▸ **The input**:

··········

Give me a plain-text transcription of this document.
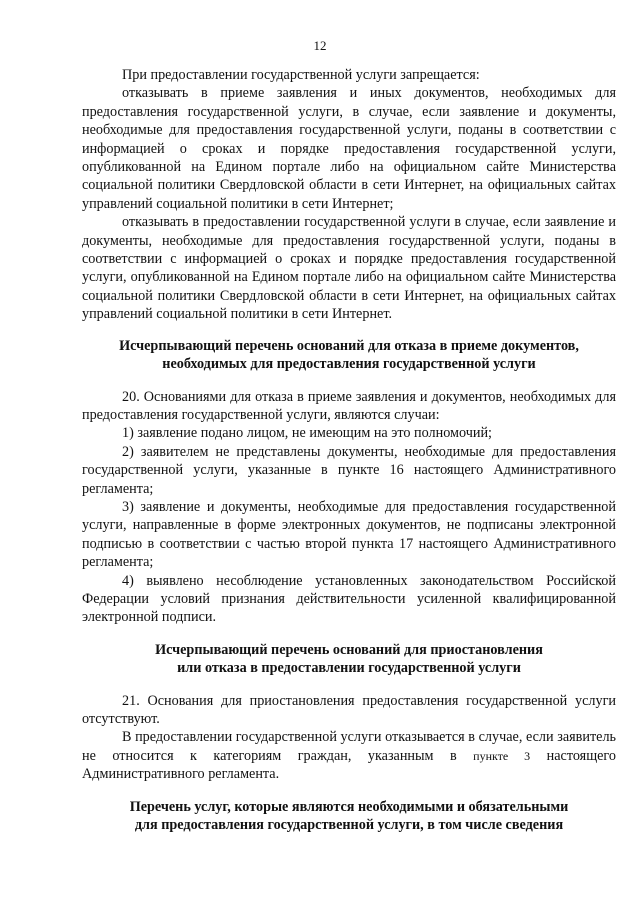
12

При предоставлении государственной услуги запрещается:

отказывать в приеме заявления и иных документов, необходимых для предоставления государственной услуги, в случае, если заявление и документы, необходимые для предоставления государственной услуги, поданы в соответствии с информацией о сроках и порядке предоставления государственной услуги, опубликованной на Едином портале либо на официальном сайте Министерства социальной политики Свердловской области в сети Интернет, на официальных сайтах управлений социальной политики в сети Интернет;

отказывать в предоставлении государственной услуги в случае, если заявление и документы, необходимые для предоставления государственной услуги, поданы в соответствии с информацией о сроках и порядке предоставления государственной услуги, опубликованной на Едином портале либо на официальном сайте Министерства социальной политики Свердловской области в сети Интернет, на официальных сайтах управлений социальной политики в сети Интернет.

Исчерпывающий перечень оснований для отказа в приеме документов,
необходимых для предоставления государственной услуги

20. Основаниями для отказа в приеме заявления и документов, необходимых для предоставления государственной услуги, являются случаи:

1) заявление подано лицом, не имеющим на это полномочий;

2) заявителем не представлены документы, необходимые для предоставления государственной услуги, указанные в пункте 16 настоящего Административного регламента;

3) заявление и документы, необходимые для предоставления государственной услуги, направленные в форме электронных документов, не подписаны электронной подписью в соответствии с частью второй пункта 17 настоящего Административного регламента;

4) выявлено несоблюдение установленных законодательством Российской Федерации условий признания действительности усиленной квалифицированной электронной подписи.

Исчерпывающий перечень оснований для приостановления
или отказа в предоставлении государственной услуги

21. Основания для приостановления предоставления государственной услуги отсутствуют.

В предоставлении государственной услуги отказывается в случае, если заявитель не относится к категориям граждан, указанным в пункте 3 настоящего Административного регламента.

Перечень услуг, которые являются необходимыми и обязательными
для предоставления государственной услуги, в том числе сведения
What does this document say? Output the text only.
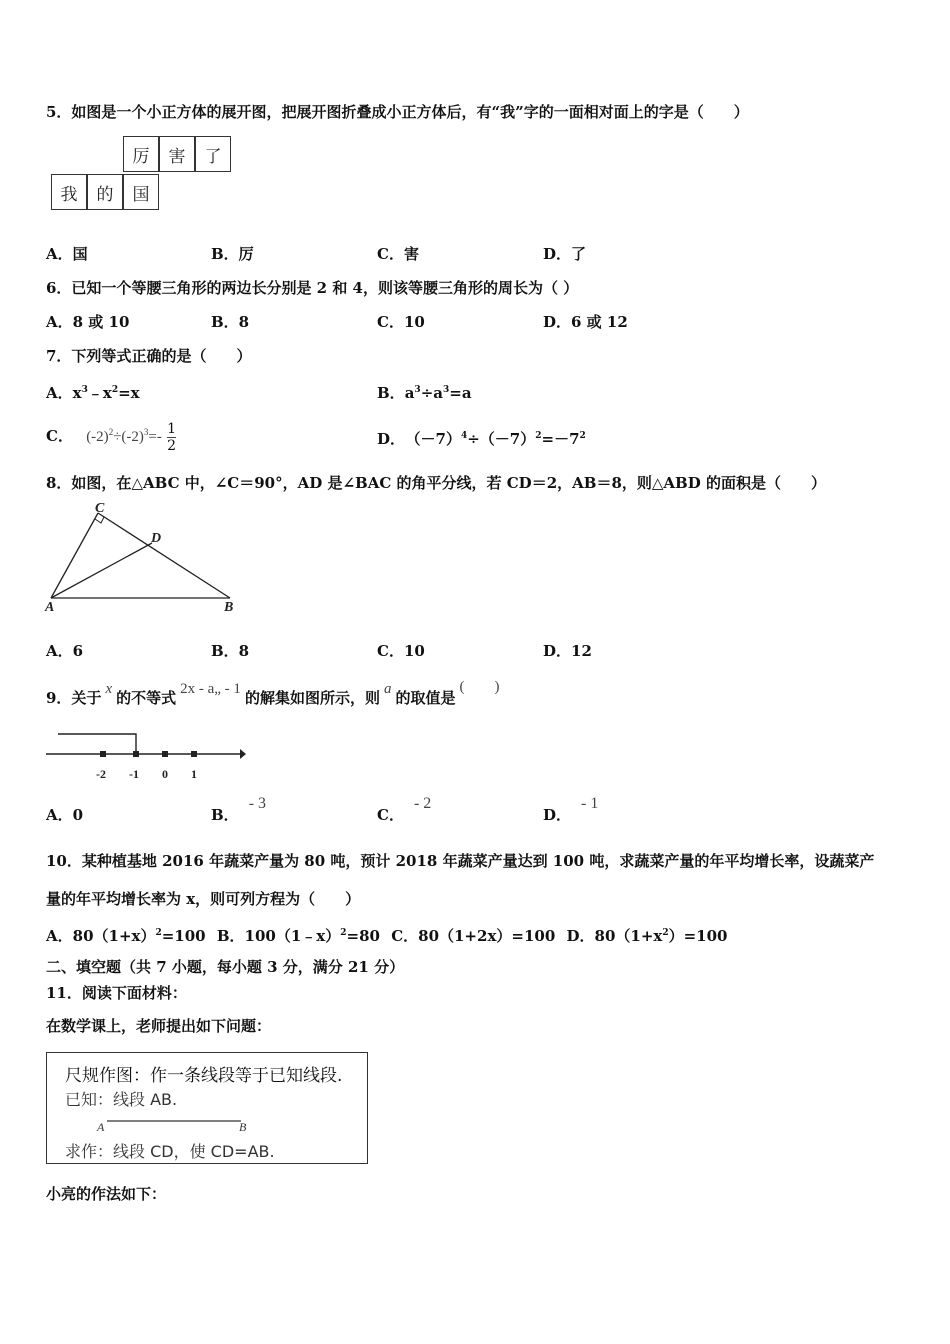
5．如图是一个小正方体的展开图，把展开图折叠成小正方体后，有“我”字的一面相对面上的字是（　　）
厉	害	了
我	的	国
A．国	B．厉	C．害	D．了
6．已知一个等腰三角形的两边长分别是 2 和 4，则该等腰三角形的周长为（ ）
A．8 或 10	B．8	C．10	D．6 或 12
7．下列等式正确的是（　　）
A．$x^3﹣x^2=x$	B．$a^3\div a^3=a$
C． $(-2)^2\div(-2)^3=- \frac{1}{2}$	D． $(-7)^4\div(-7)^2=-7^2$
8．如图，在△ABC 中，∠C＝90°，AD 是∠BAC 的角平分线，若 CD＝2，AB＝8，则△ABD 的面积是（　　）
A	B
C
D
A．6	B．8	C．10	D．12
9．关于 x 的不等式 2x - a„ - 1 的解集如图所示，则 a 的取值是(　　)
-2 -1 0 1
A．0	B．- 3
C．- 2
D．- 1
10．某种植基地 2016 年蔬菜产量为 80 吨，预计 2018 年蔬菜产量达到 100 吨，求蔬菜产量的年平均增长率，设蔬菜产
量的年平均增长率为 x，则可列方程为（　　）
A．$80(1+x)^2=100$ B．100（1﹣x）$^2$=80 C．80（1+2x）=100 D．$80(1+x^2)=100$
二、填空题（共 7 小题，每小题 3 分，满分 21 分）
11．阅读下面材料：
在数学课上，老师提出如下问题：
尺规作图：作一条线段等于已知线段.
已知：线段 AB.
A	B
求作：线段 CD，使 CD=AB.
小亮的作法如下：
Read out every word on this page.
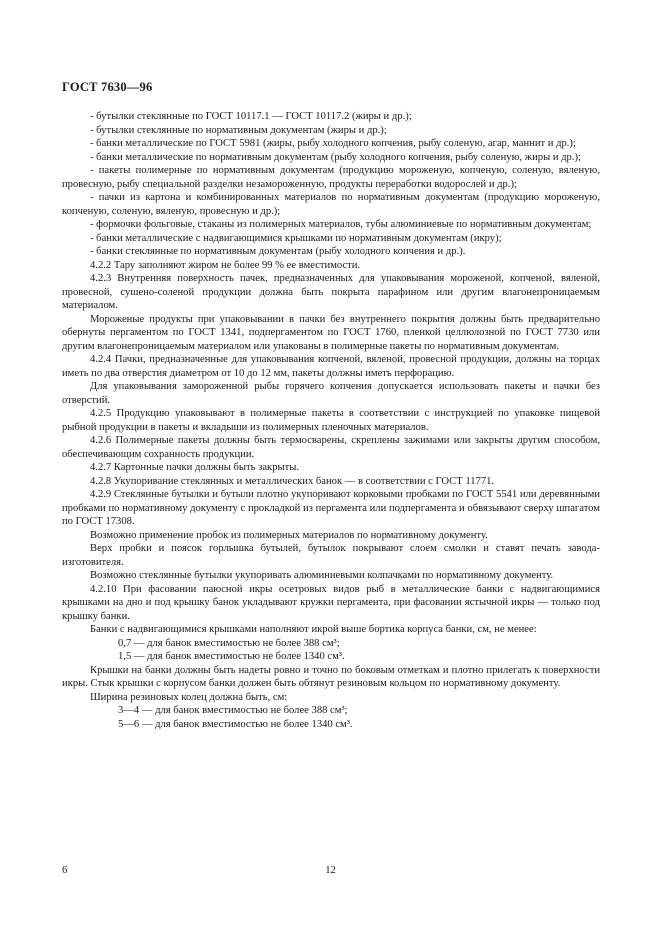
ГОСТ 7630—96

- бутылки стеклянные по ГОСТ 10117.1 — ГОСТ 10117.2 (жиры и др.);

- бутылки стеклянные по нормативным документам (жиры и др.);

- банки металлические по ГОСТ 5981 (жиры, рыбу холодного копчения, рыбу соленую, агар, маннит и др.);

- банки металлические по нормативным документам (рыбу холодного копчения, рыбу соленую, жиры и др.);

- пакеты полимерные по нормативным документам (продукцию мороженую, копченую, соленую, вяленую, провесную, рыбу специальной разделки незамороженную, продукты переработки водорослей и др.);

- пачки из картона и комбинированных материалов по нормативным документам (продукцию мороженую, копченую, соленую, вяленую, провесную и др.);

- формочки фольговые, стаканы из полимерных материалов, тубы алюминиевые по нормативным документам;

- банки металлические с надвигающимися крышками по нормативным документам (икру);

- банки стеклянные по нормативным документам (рыбу холодного копчения и др.).

4.2.2 Тару заполняют жиром не более 99 % ее вместимости.

4.2.3 Внутренняя поверхность пачек, предназначенных для упаковывания мороженой, копченой, вяленой, провесной, сушено-соленой продукции должна быть покрыта парафином или другим влагонепроницаемым материалом.

Мороженые продукты при упаковывании в пачки без внутреннего покрытия должны быть предварительно обернуты пергаментом по ГОСТ 1341, подпергаментом по ГОСТ 1760, пленкой целлюлозной по ГОСТ 7730 или другим влагонепроницаемым материалом или упакованы в полимерные пакеты по нормативным документам.

4.2.4 Пачки, предназначенные для упаковывания копченой, вяленой, провесной продукции, должны на торцах иметь по два отверстия диаметром от 10 до 12 мм, пакеты должны иметь перфорацию.

Для упаковывания замороженной рыбы горячего копчения допускается использовать пакеты и пачки без отверстий.

4.2.5 Продукцию упаковывают в полимерные пакеты в соответствии с инструкцией по упаковке пищевой рыбной продукции в пакеты и вкладыши из полимерных пленочных материалов.

4.2.6 Полимерные пакеты должны быть термосварены, скреплены зажимами или закрыты другим способом, обеспечивающим сохранность продукции.

4.2.7 Картонные пачки должны быть закрыты.

4.2.8 Укупоривание стеклянных и металлических банок — в соответствии с ГОСТ 11771.

4.2.9 Стеклянные бутылки и бутыли плотно укупоривают корковыми пробками по ГОСТ 5541 или деревянными пробками по нормативному документу с прокладкой из пергамента или подпергамента и обвязывают сверху шпагатом по ГОСТ 17308.

Возможно применение пробок из полимерных материалов по нормативному документу.

Верх пробки и поясок горлышка бутылей, бутылок покрывают слоем смолки и ставят печать завода-изготовителя.

Возможно стеклянные бутылки укупоривать алюминиевыми колпачками по нормативному документу.

4.2.10 При фасовании паюсной икры осетровых видов рыб в металлические банки с надвигающимися крышками на дно и под крышку банок укладывают кружки пергамента, при фасовании ястычной икры — только под крышку банки.

Банки с надвигающимися крышками наполняют икрой выше бортика корпуса банки, см, не менее:

0,7 — для банок вместимостью не более 388 см³;

1,5 — для банок вместимостью не более 1340 см³.

Крышки на банки должны быть надеты ровно и точно по боковым отметкам и плотно прилегать к поверхности икры. Стык крышки с корпусом банки должен быть обтянут резиновым кольцом по нормативному документу.

Ширина резиновых колец должна быть, см:

3—4 — для банок вместимостью не более 388 см³;

5—6 — для банок вместимостью не более 1340 см³.

6	12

··········

Omitting all images, retype each line of the records precisely.

Give me a plain-text transcription of this document.
12

При предоставлении государственной услуги запрещается:

отказывать в приеме заявления и иных документов, необходимых для предоставления государственной услуги, в случае, если заявление и документы, необходимые для предоставления государственной услуги, поданы в соответствии с информацией о сроках и порядке предоставления государственной услуги, опубликованной на Едином портале либо на официальном сайте Министерства социальной политики Свердловской области в сети Интернет, на официальных сайтах управлений социальной политики в сети Интернет;

отказывать в предоставлении государственной услуги в случае, если заявление и документы, необходимые для предоставления государственной услуги, поданы в соответствии с информацией о сроках и порядке предоставления государственной услуги, опубликованной на Едином портале либо на официальном сайте Министерства социальной политики Свердловской области в сети Интернет, на официальных сайтах управлений социальной политики в сети Интернет.

Исчерпывающий перечень оснований для отказа в приеме документов,
необходимых для предоставления государственной услуги

20. Основаниями для отказа в приеме заявления и документов, необходимых для предоставления государственной услуги, являются случаи:

1) заявление подано лицом, не имеющим на это полномочий;

2) заявителем не представлены документы, необходимые для предоставления государственной услуги, указанные в пункте 16 настоящего Административного регламента;

3) заявление и документы, необходимые для предоставления государственной услуги, направленные в форме электронных документов, не подписаны электронной подписью в соответствии с частью второй пункта 17 настоящего Административного регламента;

4) выявлено несоблюдение установленных законодательством Российской Федерации условий признания действительности усиленной квалифицированной электронной подписи.

Исчерпывающий перечень оснований для приостановления
или отказа в предоставлении государственной услуги

21. Основания для приостановления предоставления государственной услуги отсутствуют.

В предоставлении государственной услуги отказывается в случае, если заявитель не относится к категориям граждан, указанным в пункте 3 настоящего Административного регламента.

Перечень услуг, которые являются необходимыми и обязательными
для предоставления государственной услуги, в том числе сведения
What does this document say? Output the text only.
5．如图是一个小正方体的展开图，把展开图折叠成小正方体后，有“我”字的一面相对面上的字是（　　）
厉	害	了
我	的	国
A．国	B．厉	C．害	D．了
6．已知一个等腰三角形的两边长分别是 2 和 4，则该等腰三角形的周长为（ ）
A．8 或 10	B．8	C．10	D．6 或 12
7．下列等式正确的是（　　）
A．$x^3﹣x^2=x$	B．$a^3\div a^3=a$
C． $(-2)^2\div(-2)^3=- \frac{1}{2}$	D． $(-7)^4\div(-7)^2=-7^2$
8．如图，在△ABC 中，∠C＝90°，AD 是∠BAC 的角平分线，若 CD＝2，AB＝8，则△ABD 的面积是（　　）
A	B
C
D
A．6	B．8	C．10	D．12
9．关于 x 的不等式 2x - a„ - 1 的解集如图所示，则 a 的取值是(　　)
-2 -1 0 1
A．0	B．- 3
C．- 2
D．- 1
10．某种植基地 2016 年蔬菜产量为 80 吨，预计 2018 年蔬菜产量达到 100 吨，求蔬菜产量的年平均增长率，设蔬菜产
量的年平均增长率为 x，则可列方程为（　　）
A．$80(1+x)^2=100$ B．100（1﹣x）$^2$=80 C．80（1+2x）=100 D．$80(1+x^2)=100$
二、填空题（共 7 小题，每小题 3 分，满分 21 分）
11．阅读下面材料：
在数学课上，老师提出如下问题：
尺规作图：作一条线段等于已知线段.
已知：线段 AB.
A	B
求作：线段 CD，使 CD=AB.
小亮的作法如下：
Read out every word on this page.
ГОСТ 7630—96

- бутылки стеклянные по ГОСТ 10117.1 — ГОСТ 10117.2 (жиры и др.);

- бутылки стеклянные по нормативным документам (жиры и др.);

- банки металлические по ГОСТ 5981 (жиры, рыбу холодного копчения, рыбу соленую, агар, маннит и др.);

- банки металлические по нормативным документам (рыбу холодного копчения, рыбу соленую, жиры и др.);

- пакеты полимерные по нормативным документам (продукцию мороженую, копченую, соленую, вяленую, провесную, рыбу специальной разделки незамороженную, продукты переработки водорослей и др.);

- пачки из картона и комбинированных материалов по нормативным документам (продукцию мороженую, копченую, соленую, вяленую, провесную и др.);

- формочки фольговые, стаканы из полимерных материалов, тубы алюминиевые по нормативным документам;

- банки металлические с надвигающимися крышками по нормативным документам (икру);

- банки стеклянные по нормативным документам (рыбу холодного копчения и др.).

4.2.2 Тару заполняют жиром не более 99 % ее вместимости.

4.2.3 Внутренняя поверхность пачек, предназначенных для упаковывания мороженой, копченой, вяленой, провесной, сушено-соленой продукции должна быть покрыта парафином или другим влагонепроницаемым материалом.

Мороженые продукты при упаковывании в пачки без внутреннего покрытия должны быть предварительно обернуты пергаментом по ГОСТ 1341, подпергаментом по ГОСТ 1760, пленкой целлюлозной по ГОСТ 7730 или другим влагонепроницаемым материалом или упакованы в полимерные пакеты по нормативным документам.

4.2.4 Пачки, предназначенные для упаковывания копченой, вяленой, провесной продукции, должны на торцах иметь по два отверстия диаметром от 10 до 12 мм, пакеты должны иметь перфорацию.

Для упаковывания замороженной рыбы горячего копчения допускается использовать пакеты и пачки без отверстий.

4.2.5 Продукцию упаковывают в полимерные пакеты в соответствии с инструкцией по упаковке пищевой рыбной продукции в пакеты и вкладыши из полимерных пленочных материалов.

4.2.6 Полимерные пакеты должны быть термосварены, скреплены зажимами или закрыты другим способом, обеспечивающим сохранность продукции.

4.2.7 Картонные пачки должны быть закрыты.

4.2.8 Укупоривание стеклянных и металлических банок — в соответствии с ГОСТ 11771.

4.2.9 Стеклянные бутылки и бутыли плотно укупоривают корковыми пробками по ГОСТ 5541 или деревянными пробками по нормативному документу с прокладкой из пергамента или подпергамента и обвязывают сверху шпагатом по ГОСТ 17308.

Возможно применение пробок из полимерных материалов по нормативному документу.

Верх пробки и поясок горлышка бутылей, бутылок покрывают слоем смолки и ставят печать завода-изготовителя.

Возможно стеклянные бутылки укупоривать алюминиевыми колпачками по нормативному документу.

4.2.10 При фасовании паюсной икры осетровых видов рыб в металлические банки с надвигающимися крышками на дно и под крышку банок укладывают кружки пергамента, при фасовании ястычной икры — только под крышку банки.

Банки с надвигающимися крышками наполняют икрой выше бортика корпуса банки, см, не менее:

0,7 — для банок вместимостью не более 388 см³;

1,5 — для банок вместимостью не более 1340 см³.

Крышки на банки должны быть надеты ровно и точно по боковым отметкам и плотно прилегать к поверхности икры. Стык крышки с корпусом банки должен быть обтянут резиновым кольцом по нормативному документу.

Ширина резиновых колец должна быть, см:

3—4 — для банок вместимостью не более 388 см³;

5—6 — для банок вместимостью не более 1340 см³.

6	12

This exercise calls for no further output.